Collected data:

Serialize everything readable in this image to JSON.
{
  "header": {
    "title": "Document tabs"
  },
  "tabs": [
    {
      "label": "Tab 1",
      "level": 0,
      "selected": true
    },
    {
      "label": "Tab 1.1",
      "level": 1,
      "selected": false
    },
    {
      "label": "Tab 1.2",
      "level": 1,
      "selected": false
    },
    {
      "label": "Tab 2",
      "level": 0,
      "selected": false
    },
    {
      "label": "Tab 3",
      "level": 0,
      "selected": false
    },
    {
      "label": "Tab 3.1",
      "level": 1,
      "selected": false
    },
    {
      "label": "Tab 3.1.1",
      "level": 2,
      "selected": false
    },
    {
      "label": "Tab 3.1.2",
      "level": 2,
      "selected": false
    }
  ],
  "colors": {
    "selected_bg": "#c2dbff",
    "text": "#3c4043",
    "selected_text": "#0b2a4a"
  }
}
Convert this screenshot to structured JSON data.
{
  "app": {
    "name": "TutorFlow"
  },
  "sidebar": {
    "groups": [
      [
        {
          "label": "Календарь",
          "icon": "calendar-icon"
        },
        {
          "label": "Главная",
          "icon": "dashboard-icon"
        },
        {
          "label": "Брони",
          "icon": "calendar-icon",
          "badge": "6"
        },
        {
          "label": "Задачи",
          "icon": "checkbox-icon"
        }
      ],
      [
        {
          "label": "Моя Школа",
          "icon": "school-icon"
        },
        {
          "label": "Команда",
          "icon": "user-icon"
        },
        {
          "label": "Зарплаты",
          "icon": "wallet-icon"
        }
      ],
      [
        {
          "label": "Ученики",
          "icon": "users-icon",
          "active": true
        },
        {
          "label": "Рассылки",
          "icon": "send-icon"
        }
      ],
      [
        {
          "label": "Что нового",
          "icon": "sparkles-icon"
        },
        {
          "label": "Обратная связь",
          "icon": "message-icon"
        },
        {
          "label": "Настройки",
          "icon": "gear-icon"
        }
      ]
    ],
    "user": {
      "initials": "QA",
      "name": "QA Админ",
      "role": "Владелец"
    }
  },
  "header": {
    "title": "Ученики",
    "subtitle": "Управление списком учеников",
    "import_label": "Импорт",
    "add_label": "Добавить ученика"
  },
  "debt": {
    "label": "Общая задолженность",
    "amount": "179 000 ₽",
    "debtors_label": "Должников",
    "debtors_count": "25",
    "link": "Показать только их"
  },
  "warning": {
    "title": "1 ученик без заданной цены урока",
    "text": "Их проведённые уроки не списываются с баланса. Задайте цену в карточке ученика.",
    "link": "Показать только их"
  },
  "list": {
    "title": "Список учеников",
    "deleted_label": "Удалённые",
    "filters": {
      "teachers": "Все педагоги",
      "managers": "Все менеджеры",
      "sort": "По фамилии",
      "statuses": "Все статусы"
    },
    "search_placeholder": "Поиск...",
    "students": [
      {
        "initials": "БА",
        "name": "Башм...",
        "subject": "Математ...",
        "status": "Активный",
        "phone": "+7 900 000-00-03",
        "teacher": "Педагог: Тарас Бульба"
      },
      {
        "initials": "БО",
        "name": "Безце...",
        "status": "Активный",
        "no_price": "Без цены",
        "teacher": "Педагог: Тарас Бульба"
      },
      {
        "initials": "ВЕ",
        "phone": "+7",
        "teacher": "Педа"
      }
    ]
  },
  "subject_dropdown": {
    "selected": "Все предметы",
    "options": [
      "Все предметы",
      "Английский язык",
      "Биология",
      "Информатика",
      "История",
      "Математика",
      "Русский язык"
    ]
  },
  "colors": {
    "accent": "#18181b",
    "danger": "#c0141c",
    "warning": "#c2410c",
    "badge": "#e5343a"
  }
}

**The task**
Copy, from the material, each line that holds the string "предметы".

**Written solution**
    "selected": "Все предметы",
      "Все предметы",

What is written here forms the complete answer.